▶ [EXERCISE DIRECTIONS]: Which lines below hold the word "price"? Report each one.
-*-
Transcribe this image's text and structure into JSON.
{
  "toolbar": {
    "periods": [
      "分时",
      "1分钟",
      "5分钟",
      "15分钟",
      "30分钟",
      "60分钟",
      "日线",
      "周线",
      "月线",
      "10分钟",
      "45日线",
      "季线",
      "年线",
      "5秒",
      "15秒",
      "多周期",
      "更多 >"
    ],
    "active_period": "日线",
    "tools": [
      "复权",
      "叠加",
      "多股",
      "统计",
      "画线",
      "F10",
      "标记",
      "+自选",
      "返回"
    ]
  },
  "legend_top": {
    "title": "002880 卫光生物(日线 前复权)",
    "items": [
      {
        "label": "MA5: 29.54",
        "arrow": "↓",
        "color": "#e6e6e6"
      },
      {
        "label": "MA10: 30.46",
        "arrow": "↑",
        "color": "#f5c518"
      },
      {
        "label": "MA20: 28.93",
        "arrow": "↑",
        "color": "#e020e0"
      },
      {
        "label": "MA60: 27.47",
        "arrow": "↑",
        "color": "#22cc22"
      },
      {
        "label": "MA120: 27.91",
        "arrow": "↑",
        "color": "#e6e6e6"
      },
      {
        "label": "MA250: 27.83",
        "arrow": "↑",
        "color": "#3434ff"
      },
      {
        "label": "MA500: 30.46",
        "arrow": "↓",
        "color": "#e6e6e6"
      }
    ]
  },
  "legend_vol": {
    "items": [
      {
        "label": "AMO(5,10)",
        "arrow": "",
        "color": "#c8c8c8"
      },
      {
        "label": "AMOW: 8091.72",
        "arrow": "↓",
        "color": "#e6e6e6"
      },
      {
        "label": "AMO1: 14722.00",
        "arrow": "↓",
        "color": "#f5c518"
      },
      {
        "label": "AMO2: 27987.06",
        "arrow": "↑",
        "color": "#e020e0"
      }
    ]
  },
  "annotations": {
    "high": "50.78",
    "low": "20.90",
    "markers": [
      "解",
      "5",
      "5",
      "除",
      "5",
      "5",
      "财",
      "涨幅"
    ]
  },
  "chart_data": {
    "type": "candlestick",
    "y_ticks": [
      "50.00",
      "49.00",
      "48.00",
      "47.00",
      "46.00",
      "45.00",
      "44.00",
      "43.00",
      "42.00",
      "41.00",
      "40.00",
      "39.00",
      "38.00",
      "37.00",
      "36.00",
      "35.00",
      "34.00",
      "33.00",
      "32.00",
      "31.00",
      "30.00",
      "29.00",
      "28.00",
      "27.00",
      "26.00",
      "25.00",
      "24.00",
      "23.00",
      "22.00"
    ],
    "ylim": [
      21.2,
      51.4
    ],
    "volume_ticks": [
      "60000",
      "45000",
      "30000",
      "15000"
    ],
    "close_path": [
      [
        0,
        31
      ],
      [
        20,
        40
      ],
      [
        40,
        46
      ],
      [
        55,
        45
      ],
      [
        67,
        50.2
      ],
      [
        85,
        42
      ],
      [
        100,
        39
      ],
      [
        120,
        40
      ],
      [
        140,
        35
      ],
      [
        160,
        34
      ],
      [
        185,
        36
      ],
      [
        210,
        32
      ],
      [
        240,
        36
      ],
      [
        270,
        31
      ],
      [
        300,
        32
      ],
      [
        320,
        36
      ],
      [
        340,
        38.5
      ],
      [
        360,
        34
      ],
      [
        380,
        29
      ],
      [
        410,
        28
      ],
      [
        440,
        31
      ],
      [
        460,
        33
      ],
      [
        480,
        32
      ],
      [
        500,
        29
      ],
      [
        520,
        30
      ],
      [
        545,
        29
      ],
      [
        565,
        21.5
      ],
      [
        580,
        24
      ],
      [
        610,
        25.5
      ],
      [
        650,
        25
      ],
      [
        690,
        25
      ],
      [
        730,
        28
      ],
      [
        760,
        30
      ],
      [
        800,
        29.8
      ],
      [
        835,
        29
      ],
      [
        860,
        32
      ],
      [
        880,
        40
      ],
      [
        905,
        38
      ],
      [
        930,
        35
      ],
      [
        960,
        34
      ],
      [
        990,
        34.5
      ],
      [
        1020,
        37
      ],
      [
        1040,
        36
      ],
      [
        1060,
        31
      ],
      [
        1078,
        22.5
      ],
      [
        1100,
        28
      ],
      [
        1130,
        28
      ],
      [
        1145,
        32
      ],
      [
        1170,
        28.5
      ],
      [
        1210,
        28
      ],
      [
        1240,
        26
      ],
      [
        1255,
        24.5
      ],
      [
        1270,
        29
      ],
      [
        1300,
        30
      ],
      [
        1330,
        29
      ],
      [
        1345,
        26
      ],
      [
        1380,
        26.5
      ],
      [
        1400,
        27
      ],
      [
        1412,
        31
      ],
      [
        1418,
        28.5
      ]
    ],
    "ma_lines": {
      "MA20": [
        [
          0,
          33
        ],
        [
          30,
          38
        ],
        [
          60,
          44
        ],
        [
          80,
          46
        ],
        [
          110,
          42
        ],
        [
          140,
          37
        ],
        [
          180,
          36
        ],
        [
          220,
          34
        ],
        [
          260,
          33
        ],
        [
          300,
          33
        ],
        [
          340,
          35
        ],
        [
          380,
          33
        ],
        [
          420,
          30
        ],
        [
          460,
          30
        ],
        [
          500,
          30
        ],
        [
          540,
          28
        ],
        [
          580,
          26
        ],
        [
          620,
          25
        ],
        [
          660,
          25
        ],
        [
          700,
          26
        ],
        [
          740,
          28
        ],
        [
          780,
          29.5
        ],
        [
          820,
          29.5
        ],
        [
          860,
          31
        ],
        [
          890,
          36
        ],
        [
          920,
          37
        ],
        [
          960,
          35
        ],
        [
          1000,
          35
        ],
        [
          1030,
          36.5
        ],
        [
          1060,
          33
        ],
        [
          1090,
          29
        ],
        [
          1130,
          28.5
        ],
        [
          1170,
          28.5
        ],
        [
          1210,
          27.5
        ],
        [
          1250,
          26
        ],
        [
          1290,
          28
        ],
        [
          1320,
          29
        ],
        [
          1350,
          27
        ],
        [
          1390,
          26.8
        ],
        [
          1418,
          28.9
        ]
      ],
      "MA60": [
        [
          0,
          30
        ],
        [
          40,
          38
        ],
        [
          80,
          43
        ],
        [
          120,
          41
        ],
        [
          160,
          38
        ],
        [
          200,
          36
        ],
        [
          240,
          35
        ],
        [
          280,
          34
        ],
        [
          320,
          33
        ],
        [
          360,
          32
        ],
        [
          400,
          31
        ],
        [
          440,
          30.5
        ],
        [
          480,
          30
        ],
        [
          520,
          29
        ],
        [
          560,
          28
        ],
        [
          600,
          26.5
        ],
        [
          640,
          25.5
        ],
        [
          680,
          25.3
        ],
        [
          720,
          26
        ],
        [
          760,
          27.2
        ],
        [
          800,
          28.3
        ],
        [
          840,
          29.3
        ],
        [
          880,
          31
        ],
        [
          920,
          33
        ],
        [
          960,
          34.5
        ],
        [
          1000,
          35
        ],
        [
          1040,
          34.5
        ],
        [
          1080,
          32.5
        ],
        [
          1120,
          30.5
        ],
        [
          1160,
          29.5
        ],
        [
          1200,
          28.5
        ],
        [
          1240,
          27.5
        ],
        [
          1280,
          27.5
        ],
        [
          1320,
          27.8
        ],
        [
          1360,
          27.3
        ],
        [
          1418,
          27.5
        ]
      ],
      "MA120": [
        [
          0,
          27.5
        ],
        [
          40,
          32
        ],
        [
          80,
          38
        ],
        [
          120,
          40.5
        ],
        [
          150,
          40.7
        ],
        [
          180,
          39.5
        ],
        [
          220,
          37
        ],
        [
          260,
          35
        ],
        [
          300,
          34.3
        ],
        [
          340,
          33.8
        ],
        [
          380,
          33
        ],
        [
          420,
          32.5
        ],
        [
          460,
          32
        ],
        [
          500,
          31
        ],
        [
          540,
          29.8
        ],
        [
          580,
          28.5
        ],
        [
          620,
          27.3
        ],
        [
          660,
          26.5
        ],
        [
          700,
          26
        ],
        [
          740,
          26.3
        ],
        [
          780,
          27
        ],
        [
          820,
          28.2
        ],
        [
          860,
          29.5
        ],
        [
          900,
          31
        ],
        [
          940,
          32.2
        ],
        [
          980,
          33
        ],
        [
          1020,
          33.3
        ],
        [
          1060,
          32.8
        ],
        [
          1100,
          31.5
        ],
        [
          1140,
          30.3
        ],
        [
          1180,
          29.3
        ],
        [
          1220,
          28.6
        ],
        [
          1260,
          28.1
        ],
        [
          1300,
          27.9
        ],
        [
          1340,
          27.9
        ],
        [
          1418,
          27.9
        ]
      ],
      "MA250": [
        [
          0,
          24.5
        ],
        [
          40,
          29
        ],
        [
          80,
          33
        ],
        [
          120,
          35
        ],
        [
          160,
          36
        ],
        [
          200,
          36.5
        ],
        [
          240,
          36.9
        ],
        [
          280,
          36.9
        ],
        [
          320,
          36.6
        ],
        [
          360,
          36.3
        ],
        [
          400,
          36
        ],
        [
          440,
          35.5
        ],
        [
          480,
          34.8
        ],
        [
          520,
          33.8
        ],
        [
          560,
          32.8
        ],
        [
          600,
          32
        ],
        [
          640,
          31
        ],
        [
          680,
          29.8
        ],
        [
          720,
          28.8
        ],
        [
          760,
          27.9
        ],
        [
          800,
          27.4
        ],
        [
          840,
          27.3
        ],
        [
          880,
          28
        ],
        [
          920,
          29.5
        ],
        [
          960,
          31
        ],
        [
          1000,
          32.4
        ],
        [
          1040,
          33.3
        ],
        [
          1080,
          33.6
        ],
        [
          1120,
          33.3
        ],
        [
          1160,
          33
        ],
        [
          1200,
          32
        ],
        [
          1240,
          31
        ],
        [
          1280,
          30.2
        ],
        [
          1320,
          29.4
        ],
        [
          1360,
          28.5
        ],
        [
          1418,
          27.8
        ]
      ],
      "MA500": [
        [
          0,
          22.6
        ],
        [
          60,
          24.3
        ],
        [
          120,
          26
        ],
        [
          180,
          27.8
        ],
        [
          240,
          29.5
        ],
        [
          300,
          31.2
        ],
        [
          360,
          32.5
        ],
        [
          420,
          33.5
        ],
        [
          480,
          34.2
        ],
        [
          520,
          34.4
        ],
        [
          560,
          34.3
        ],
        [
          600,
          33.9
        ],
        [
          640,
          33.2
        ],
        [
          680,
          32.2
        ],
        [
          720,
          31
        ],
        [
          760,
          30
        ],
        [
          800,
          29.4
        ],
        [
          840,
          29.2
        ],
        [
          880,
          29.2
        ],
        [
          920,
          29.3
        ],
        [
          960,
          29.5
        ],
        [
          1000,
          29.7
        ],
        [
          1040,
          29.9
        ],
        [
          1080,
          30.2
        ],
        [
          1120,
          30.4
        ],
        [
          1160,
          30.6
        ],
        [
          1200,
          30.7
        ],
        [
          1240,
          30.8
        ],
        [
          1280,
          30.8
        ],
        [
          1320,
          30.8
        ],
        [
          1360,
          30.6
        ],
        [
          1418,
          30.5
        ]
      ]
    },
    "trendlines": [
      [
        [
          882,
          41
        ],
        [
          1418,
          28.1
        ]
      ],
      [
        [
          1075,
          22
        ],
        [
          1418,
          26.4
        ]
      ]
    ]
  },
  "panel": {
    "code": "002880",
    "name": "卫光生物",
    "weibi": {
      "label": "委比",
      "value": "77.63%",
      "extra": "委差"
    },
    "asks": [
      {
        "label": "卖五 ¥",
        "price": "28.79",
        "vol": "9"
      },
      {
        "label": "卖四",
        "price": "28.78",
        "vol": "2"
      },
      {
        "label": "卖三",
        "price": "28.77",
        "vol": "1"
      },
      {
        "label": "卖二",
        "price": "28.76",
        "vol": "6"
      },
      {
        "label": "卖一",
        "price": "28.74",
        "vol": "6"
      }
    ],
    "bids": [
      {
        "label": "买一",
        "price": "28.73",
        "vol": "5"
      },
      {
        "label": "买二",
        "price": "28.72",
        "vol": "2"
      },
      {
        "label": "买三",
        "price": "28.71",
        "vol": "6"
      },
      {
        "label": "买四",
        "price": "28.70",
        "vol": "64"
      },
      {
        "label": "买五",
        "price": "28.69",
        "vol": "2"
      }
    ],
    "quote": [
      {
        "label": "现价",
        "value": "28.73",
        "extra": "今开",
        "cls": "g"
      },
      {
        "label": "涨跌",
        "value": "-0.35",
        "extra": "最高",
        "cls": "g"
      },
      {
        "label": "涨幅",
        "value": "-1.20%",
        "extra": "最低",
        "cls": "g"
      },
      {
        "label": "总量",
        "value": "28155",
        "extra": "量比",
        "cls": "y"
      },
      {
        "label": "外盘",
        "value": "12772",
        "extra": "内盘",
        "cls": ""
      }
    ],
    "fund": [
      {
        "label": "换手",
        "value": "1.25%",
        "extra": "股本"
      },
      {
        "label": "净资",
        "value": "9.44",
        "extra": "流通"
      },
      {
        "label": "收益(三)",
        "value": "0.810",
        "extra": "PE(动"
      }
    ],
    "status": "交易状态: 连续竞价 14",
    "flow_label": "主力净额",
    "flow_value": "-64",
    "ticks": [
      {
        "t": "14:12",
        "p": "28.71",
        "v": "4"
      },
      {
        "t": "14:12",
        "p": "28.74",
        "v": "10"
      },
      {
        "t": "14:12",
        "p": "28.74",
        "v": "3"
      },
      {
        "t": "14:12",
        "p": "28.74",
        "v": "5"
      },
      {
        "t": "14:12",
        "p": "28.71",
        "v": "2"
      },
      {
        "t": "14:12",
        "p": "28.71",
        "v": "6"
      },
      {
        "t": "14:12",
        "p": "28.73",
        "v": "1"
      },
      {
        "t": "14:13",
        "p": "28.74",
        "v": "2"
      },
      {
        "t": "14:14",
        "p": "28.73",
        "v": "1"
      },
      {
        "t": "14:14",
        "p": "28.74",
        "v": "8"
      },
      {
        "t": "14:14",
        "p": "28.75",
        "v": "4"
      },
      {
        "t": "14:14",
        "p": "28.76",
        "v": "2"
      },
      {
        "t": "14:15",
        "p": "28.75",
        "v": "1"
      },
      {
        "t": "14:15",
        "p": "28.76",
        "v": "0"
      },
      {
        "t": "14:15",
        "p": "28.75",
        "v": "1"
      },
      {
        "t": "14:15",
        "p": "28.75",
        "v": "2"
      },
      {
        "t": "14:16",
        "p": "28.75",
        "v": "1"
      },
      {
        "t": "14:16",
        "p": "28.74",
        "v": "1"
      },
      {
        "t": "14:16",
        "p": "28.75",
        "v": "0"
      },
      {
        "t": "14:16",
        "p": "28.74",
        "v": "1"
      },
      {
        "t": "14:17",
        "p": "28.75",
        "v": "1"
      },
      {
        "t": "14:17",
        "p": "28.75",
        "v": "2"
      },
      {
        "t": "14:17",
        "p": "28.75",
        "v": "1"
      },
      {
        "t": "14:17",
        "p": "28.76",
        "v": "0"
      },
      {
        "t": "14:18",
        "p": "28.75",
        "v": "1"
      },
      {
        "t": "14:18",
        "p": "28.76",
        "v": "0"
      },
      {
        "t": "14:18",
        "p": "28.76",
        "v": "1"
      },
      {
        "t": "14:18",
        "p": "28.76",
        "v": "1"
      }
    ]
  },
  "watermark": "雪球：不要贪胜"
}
-*-
▶ [PROBLEM SOLUTION]:
        "price": "28.79",
        "price": "28.78",
        "price": "28.77",
        "price": "28.76",
        "price": "28.74",
        "price": "28.73",
        "price": "28.72",
        "price": "28.71",
        "price": "28.70",
        "price": "28.69",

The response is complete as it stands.